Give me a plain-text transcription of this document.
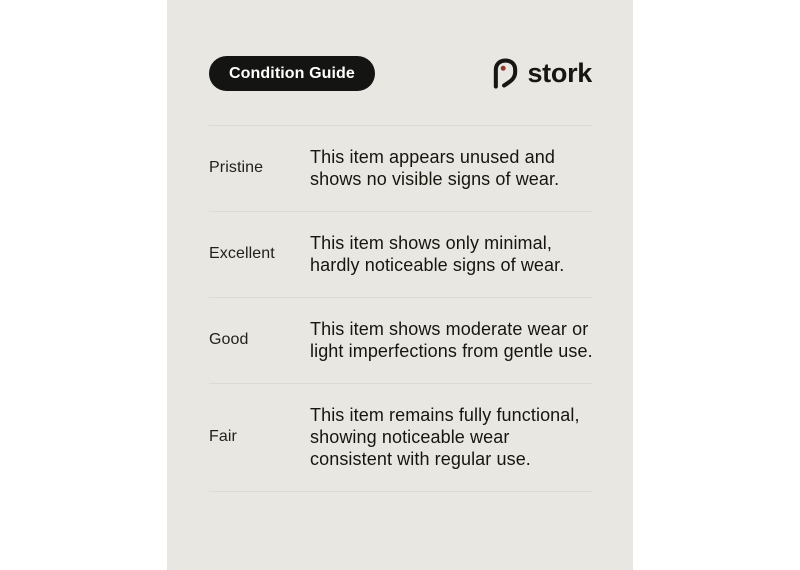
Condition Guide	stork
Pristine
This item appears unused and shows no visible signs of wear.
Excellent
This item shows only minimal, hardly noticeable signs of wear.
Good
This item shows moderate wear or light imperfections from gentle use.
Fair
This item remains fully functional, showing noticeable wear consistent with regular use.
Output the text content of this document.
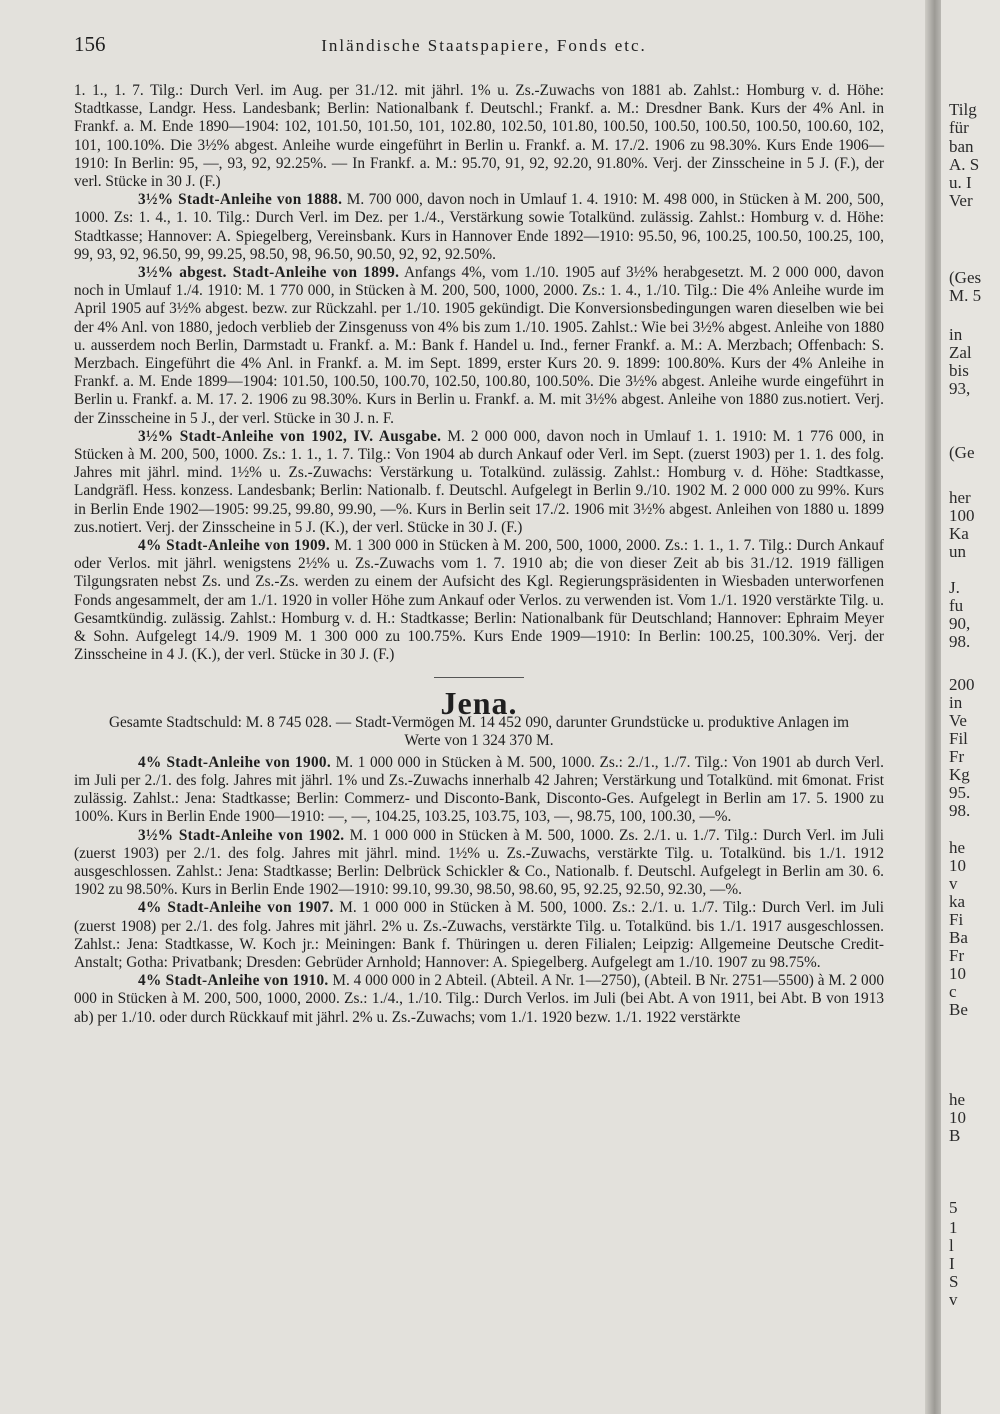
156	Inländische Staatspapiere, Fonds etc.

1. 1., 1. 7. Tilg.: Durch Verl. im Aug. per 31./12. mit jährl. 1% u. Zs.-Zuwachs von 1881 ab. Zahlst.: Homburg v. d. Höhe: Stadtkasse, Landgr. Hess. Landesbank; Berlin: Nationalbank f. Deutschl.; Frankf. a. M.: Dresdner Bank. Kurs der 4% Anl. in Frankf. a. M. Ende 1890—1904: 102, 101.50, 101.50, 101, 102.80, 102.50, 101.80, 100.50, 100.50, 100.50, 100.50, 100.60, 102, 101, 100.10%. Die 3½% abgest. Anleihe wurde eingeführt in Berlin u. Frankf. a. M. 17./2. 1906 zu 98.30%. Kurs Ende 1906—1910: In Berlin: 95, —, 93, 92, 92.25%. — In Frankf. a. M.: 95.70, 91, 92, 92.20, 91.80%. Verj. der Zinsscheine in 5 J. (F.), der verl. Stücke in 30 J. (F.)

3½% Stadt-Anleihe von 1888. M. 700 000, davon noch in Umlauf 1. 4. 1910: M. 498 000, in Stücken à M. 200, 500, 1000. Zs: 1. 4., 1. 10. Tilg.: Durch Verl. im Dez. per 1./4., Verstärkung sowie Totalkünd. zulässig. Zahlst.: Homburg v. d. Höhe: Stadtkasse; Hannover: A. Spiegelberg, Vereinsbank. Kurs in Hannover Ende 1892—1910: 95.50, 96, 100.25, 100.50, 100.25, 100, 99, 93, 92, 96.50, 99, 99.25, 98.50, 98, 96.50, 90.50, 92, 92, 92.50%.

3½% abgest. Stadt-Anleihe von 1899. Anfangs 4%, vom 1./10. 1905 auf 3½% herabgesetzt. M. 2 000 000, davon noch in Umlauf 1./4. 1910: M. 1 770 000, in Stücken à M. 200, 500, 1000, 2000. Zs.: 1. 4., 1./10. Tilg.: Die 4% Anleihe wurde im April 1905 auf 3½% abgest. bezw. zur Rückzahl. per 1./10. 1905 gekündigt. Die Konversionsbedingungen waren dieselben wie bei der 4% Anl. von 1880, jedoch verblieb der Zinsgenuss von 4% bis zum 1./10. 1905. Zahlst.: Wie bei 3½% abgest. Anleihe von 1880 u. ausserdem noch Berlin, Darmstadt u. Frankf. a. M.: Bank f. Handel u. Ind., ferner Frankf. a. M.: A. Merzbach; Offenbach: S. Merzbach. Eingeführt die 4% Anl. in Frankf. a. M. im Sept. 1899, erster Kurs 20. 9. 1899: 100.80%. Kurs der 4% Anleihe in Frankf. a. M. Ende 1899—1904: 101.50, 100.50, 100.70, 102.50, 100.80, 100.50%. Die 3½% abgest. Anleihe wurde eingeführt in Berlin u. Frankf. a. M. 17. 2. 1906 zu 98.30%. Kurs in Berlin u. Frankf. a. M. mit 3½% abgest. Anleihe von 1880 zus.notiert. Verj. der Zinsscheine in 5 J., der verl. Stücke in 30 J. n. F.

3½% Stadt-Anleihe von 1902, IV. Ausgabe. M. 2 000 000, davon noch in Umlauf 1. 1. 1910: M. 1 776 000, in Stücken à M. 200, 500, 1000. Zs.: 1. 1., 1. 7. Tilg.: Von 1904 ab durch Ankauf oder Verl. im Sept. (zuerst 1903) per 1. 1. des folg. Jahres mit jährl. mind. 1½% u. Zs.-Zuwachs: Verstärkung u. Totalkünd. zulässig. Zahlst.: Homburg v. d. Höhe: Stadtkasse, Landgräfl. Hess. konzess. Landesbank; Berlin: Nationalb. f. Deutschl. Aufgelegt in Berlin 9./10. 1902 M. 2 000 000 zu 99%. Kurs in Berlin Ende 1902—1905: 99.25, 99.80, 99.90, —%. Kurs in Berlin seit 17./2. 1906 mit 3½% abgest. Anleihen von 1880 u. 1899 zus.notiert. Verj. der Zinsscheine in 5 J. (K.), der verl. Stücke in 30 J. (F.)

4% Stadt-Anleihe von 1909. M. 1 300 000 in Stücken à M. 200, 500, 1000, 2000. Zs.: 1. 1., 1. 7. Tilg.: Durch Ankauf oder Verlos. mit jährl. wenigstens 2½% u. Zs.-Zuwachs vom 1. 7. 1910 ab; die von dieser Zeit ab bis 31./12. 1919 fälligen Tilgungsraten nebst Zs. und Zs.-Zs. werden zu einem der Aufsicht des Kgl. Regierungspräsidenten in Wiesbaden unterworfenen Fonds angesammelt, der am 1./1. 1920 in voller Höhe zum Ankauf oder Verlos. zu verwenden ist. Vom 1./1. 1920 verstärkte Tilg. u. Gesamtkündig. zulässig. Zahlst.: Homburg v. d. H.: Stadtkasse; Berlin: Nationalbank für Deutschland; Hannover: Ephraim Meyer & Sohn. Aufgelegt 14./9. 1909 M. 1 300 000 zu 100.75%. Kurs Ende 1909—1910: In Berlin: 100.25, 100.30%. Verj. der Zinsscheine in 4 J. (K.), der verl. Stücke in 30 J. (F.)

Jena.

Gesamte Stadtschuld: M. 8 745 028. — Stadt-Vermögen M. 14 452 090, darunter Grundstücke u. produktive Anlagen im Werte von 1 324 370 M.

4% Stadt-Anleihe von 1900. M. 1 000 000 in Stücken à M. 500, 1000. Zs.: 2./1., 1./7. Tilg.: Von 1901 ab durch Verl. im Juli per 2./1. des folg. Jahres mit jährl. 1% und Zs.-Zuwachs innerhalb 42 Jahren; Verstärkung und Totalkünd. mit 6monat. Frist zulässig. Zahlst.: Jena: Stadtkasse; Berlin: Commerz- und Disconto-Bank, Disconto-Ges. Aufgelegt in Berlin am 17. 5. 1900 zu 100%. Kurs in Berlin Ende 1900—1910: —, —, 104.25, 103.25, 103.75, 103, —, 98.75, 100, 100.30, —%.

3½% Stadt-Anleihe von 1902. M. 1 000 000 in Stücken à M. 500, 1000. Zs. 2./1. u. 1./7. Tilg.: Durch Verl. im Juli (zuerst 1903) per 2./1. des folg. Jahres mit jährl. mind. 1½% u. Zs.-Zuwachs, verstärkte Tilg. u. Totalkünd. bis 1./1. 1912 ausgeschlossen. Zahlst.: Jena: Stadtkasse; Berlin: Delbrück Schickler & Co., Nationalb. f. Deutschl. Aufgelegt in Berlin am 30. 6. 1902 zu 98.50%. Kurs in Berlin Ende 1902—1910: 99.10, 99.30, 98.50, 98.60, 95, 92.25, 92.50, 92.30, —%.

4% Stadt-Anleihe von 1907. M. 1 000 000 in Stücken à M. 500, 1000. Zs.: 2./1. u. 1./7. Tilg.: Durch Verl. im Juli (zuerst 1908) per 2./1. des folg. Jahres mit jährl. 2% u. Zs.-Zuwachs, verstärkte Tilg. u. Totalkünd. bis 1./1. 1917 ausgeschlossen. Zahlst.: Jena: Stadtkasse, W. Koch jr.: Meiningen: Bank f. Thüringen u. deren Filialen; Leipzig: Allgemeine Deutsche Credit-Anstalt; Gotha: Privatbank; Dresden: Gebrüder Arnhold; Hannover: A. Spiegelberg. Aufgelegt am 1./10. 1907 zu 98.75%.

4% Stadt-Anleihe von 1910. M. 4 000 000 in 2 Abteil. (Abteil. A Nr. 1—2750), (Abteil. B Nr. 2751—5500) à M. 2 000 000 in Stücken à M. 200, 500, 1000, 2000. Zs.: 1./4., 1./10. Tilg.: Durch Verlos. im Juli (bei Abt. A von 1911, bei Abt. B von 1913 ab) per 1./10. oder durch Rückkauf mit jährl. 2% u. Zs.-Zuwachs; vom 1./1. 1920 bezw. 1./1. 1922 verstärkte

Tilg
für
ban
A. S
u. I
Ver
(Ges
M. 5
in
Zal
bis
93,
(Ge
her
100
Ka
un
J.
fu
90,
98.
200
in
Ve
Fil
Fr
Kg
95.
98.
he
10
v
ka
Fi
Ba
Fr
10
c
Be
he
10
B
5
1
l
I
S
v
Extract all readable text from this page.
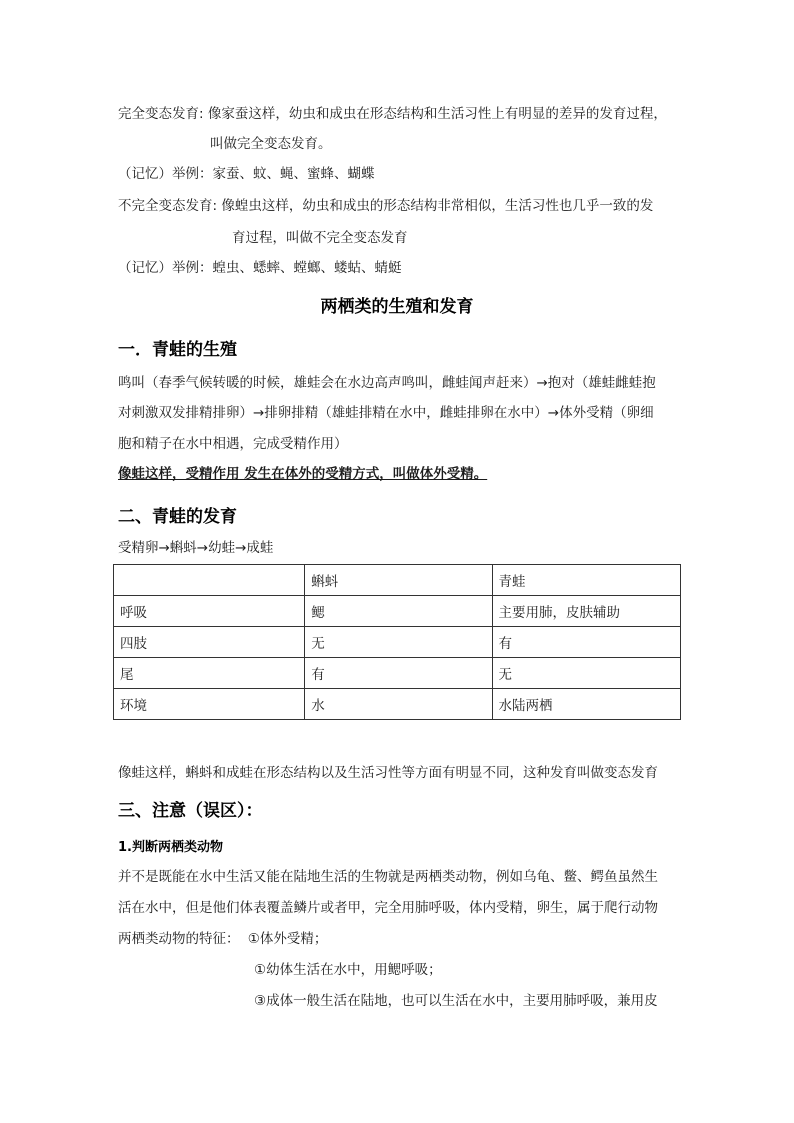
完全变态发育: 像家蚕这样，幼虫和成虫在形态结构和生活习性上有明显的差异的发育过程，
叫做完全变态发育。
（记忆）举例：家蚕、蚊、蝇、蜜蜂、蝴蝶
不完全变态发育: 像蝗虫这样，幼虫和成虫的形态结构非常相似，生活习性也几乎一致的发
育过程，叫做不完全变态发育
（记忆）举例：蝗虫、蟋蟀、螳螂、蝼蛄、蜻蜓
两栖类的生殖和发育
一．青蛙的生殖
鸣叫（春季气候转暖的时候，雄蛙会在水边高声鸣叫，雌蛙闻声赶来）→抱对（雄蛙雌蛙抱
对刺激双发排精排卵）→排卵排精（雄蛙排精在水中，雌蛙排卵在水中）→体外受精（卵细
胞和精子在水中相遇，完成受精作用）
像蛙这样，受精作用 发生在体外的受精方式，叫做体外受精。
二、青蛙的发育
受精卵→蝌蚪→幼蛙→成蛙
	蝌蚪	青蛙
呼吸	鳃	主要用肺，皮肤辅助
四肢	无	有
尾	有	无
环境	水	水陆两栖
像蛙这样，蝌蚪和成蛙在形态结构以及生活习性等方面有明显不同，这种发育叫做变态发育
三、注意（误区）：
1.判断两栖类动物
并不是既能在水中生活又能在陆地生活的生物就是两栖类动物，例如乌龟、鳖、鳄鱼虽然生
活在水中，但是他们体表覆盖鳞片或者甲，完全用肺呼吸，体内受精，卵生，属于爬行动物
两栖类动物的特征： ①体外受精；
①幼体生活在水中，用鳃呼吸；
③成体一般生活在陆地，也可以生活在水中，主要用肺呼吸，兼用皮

Task goal: Pull out all lines from the entries above in which the word "wear" appears.

Expected output:
This item appears unused and shows no visible signs of wear.
This item shows only minimal, hardly noticeable signs of wear.
This item shows moderate wear or light imperfections from gentle use.
This item remains fully functional, showing noticeable wear consistent with regular use.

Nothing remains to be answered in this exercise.